Data entries

╔══

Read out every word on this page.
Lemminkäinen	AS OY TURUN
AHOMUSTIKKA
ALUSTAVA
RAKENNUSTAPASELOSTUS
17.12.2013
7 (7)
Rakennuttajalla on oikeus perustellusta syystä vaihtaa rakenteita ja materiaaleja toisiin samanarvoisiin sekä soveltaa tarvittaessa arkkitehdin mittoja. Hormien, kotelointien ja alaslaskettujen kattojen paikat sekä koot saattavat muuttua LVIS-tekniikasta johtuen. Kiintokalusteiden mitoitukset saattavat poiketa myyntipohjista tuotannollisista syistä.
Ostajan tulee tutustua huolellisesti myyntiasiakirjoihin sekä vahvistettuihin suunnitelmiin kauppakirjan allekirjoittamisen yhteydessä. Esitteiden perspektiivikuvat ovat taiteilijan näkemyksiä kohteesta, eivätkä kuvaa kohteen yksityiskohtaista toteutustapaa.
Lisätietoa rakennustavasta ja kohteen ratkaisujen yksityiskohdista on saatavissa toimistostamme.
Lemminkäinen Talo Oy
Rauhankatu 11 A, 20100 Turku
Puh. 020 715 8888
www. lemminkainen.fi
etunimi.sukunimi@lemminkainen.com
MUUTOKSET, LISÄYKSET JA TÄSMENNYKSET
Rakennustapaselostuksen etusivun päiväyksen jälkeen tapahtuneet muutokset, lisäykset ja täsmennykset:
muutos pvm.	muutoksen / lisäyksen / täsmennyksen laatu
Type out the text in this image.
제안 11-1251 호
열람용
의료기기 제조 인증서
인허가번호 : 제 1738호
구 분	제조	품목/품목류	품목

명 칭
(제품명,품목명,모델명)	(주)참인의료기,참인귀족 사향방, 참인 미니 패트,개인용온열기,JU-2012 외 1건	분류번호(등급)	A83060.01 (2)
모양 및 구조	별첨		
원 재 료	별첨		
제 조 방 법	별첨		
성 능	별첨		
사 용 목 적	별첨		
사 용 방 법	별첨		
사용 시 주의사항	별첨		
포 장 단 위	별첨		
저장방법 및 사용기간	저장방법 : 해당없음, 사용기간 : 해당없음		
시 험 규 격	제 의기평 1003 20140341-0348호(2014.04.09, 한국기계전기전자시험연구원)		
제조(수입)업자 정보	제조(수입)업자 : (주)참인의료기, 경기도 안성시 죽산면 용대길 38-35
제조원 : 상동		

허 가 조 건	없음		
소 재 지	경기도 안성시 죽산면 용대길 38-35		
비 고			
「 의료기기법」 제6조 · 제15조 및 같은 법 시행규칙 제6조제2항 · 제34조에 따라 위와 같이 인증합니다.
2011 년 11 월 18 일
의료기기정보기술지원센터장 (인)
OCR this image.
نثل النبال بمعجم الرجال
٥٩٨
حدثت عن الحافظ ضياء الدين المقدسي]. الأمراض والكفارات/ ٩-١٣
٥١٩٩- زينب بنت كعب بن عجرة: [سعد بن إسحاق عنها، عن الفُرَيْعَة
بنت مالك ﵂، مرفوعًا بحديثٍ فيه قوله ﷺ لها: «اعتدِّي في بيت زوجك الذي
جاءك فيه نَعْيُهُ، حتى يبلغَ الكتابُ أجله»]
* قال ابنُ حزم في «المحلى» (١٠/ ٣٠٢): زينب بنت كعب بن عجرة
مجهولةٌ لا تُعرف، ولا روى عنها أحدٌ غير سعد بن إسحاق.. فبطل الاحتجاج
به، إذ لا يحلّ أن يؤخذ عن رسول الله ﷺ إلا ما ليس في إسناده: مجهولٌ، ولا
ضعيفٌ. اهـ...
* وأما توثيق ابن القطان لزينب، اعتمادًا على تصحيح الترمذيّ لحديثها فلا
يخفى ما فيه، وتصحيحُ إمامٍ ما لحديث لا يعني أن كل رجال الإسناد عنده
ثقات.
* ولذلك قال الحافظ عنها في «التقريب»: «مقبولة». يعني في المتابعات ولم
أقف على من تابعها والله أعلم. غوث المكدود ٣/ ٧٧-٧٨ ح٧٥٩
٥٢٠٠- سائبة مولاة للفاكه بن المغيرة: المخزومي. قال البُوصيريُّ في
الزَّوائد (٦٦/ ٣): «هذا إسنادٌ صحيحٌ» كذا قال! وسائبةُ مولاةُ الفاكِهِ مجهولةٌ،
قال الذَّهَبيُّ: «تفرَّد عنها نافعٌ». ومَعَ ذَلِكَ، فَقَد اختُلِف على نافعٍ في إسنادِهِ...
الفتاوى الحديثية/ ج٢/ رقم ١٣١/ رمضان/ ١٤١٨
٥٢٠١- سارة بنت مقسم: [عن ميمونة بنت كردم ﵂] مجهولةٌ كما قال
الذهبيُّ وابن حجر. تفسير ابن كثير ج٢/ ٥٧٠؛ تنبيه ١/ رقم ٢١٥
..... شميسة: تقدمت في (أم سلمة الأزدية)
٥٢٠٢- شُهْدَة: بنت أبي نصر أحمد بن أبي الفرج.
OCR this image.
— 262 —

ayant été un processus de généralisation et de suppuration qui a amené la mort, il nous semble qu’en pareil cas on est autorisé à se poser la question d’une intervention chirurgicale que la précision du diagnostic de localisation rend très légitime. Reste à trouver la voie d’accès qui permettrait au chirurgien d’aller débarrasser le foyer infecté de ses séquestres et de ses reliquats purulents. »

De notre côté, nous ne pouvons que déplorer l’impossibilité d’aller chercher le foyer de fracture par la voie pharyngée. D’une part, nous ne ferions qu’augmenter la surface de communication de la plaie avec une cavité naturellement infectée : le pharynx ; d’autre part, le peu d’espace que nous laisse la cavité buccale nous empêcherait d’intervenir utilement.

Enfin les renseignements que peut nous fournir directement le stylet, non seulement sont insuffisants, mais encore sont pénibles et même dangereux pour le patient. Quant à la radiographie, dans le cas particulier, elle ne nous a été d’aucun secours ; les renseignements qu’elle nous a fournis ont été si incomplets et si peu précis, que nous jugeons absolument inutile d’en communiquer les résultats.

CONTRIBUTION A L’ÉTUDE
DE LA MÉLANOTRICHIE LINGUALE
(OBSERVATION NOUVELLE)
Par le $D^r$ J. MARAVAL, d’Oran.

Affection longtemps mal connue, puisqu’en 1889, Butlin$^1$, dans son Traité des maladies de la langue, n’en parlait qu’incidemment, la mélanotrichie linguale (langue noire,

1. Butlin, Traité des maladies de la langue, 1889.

╚══

### TASK DESCRIPTION
Looking at the records above, report how many lines contain the word "يعني". Answer with the number only.

### EXERCISE RESULT
2